Exercise instructions: According to the passage on SaaS, how many UK people filed their tax returns on Christmas Day in 2019?

Extracted text:

__________________________________________________

SaaS though is more than just simple a move online.  It requires a different way of thinking from traditional models. The changing nature of customer engagement, moves from the physical meeting to the online engagement, that requires companies to think and act differently. The nature of the service also changes as it becomes totally arms length customer centric. Customers choose when and what they want to use of the service (for example over 2,700 UK people did their tax returns on Christmas day in 2019, with over 30,000 doing them over the Christmas holiday period in 2019), this requires companies to resource supporting users when they need it not when you are open. 

Business to consumer SaaS models need to support consumers with planned engagement and support channels as well as developing SaaS loyalty strategies in place to retain and develop customer segments. For B2B SaaS models working across partner channels puts a set of different requirements in place in accessing target audiences through integrated service offerings through integrated software .

SaaS behaviours also require business to measure very different metrics to be successful,  many of which are new to companies not used to SaaS solutions, but if you do not measure them SaaS will fail to deliver the results you expect.  Here are some of the key areas for SaaS businesses to monitor and drive decision making from.


Successful SaaS Solutions Start with Minimum Product Viability (MPV)

SaaS achieving its Minimum Product Viability MPV is an essential must have which is not often measured early enough. The principle idea which business leaders are told is that with SaaS 'build it and they will come mentality," but they won't if you don't compete.  Just being an online service does not make your product achieve success. So MPV is often misunderstood as do what we have to do to be a player within the market. 

SaaS MPV metrics need to be clearer. If you take your service online is must do more than exist. Now I am not saying it needs to be perfect, over-polishing a SaaS solution is one of those very dangerous assumptions we will come onto shortly, but simple migration of a product online is not a SaaS MPV.  For Minimum Product Viability to be achieved a SaaS solution must actually compete within the market. It must win existing or new customers for it to achieve MPV status. Too often the model of lower cost looks good on paper, to the accountant, to the competitor analysis and trend analysis but without actually being able to win target segment customers.

__________________________________________________

Dataset content:

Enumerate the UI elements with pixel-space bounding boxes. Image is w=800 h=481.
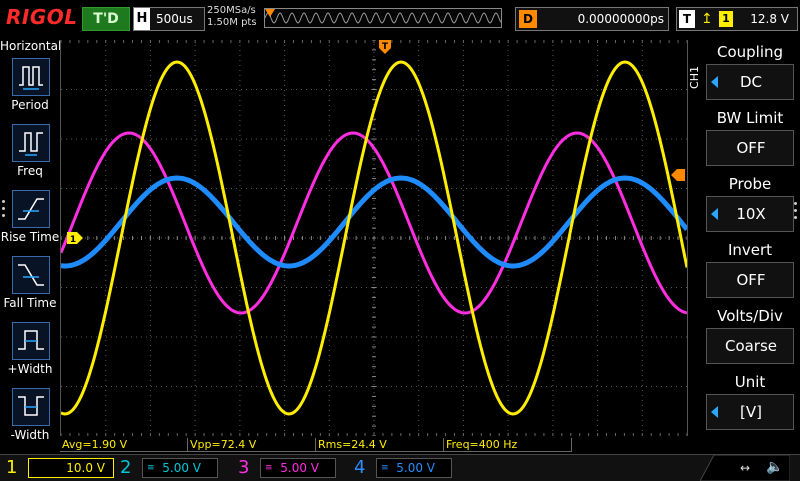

__________________________________________________

In response: Over 2,700.